- _Exercise description_: Quote every line of the data below as it stands, omitting pictures.

- _Extracted information_:
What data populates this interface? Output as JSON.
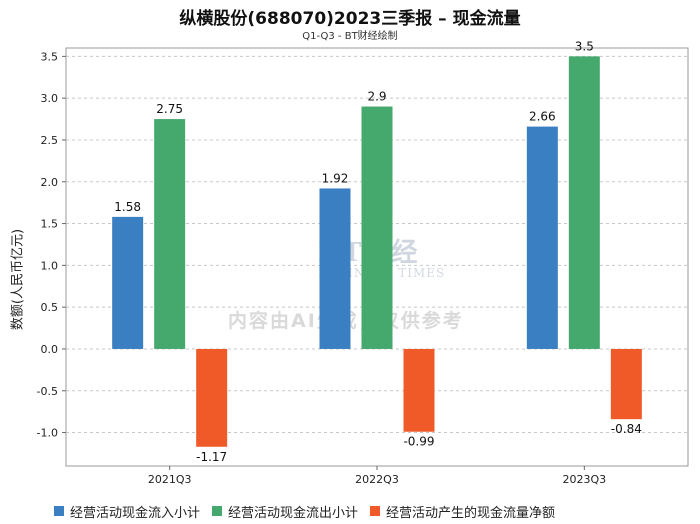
{
  "chart_data": {
    "type": "bar",
    "title": "纵横股份(688070)2023三季报 – 现金流量",
    "subtitle": "Q1-Q3 - BT财经绘制",
    "xlabel": "",
    "ylabel": "数额(人民币亿元)",
    "categories": [
      "2021Q3",
      "2022Q3",
      "2023Q3"
    ],
    "ylim": [
      -1.4,
      3.6
    ],
    "yticks": [
      3.5,
      3.0,
      2.5,
      2.0,
      1.5,
      1.0,
      0.5,
      0.0,
      -0.5,
      -1.0
    ],
    "ytick_labels": [
      "3.5",
      "3.0",
      "2.5",
      "2.0",
      "1.5",
      "1.0",
      "0.5",
      "0.0",
      "-0.5",
      "-1.0"
    ],
    "grid": true,
    "legend_position": "bottom",
    "series": [
      {
        "name": "经营活动现金流入小计",
        "color": "#3a7fc1",
        "values": [
          1.58,
          1.92,
          2.66
        ],
        "labels": [
          "1.58",
          "1.92",
          "2.66"
        ]
      },
      {
        "name": "经营活动现金流出小计",
        "color": "#45a96e",
        "values": [
          2.75,
          2.9,
          3.5
        ],
        "labels": [
          "2.75",
          "2.9",
          "3.5"
        ]
      },
      {
        "name": "经营活动产生的现金流量净额",
        "color": "#f05a28",
        "values": [
          -1.17,
          -0.99,
          -0.84
        ],
        "labels": [
          "-1.17",
          "-0.99",
          "-0.84"
        ]
      }
    ]
  },
  "watermark": {
    "brand": "BT财经",
    "brand_en": "BUSINESS TIMES",
    "notice": "内容由AI生成，仅供参考"
  }
}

- _In response_:
What data populates this interface? Output as JSON.
{
  "chart_data": {
    "type": "bar",
    "title": "纵横股份(688070)2023三季报 – 现金流量",
    "subtitle": "Q1-Q3 - BT财经绘制",
    "xlabel": "",
    "ylabel": "数额(人民币亿元)",
    "categories": [
      "2021Q3",
      "2022Q3",
      "2023Q3"
    ],
    "ylim": [
      -1.4,
      3.6
    ],
    "yticks": [
      3.5,
      3.0,
      2.5,
      2.0,
      1.5,
      1.0,
      0.5,
      0.0,
      -0.5,
      -1.0
    ],
    "ytick_labels": [
      "3.5",
      "3.0",
      "2.5",
      "2.0",
      "1.5",
      "1.0",
      "0.5",
      "0.0",
      "-0.5",
      "-1.0"
    ],
    "grid": true,
    "legend_position": "bottom",
    "series": [
      {
        "name": "经营活动现金流入小计",
        "color": "#3a7fc1",
        "values": [
          1.58,
          1.92,
          2.66
        ],
        "labels": [
          "1.58",
          "1.92",
          "2.66"
        ]
      },
      {
        "name": "经营活动现金流出小计",
        "color": "#45a96e",
        "values": [
          2.75,
          2.9,
          3.5
        ],
        "labels": [
          "2.75",
          "2.9",
          "3.5"
        ]
      },
      {
        "name": "经营活动产生的现金流量净额",
        "color": "#f05a28",
        "values": [
          -1.17,
          -0.99,
          -0.84
        ],
        "labels": [
          "-1.17",
          "-0.99",
          "-0.84"
        ]
      }
    ]
  },
  "watermark": {
    "brand": "BT财经",
    "brand_en": "BUSINESS TIMES",
    "notice": "内容由AI生成，仅供参考"
  }
}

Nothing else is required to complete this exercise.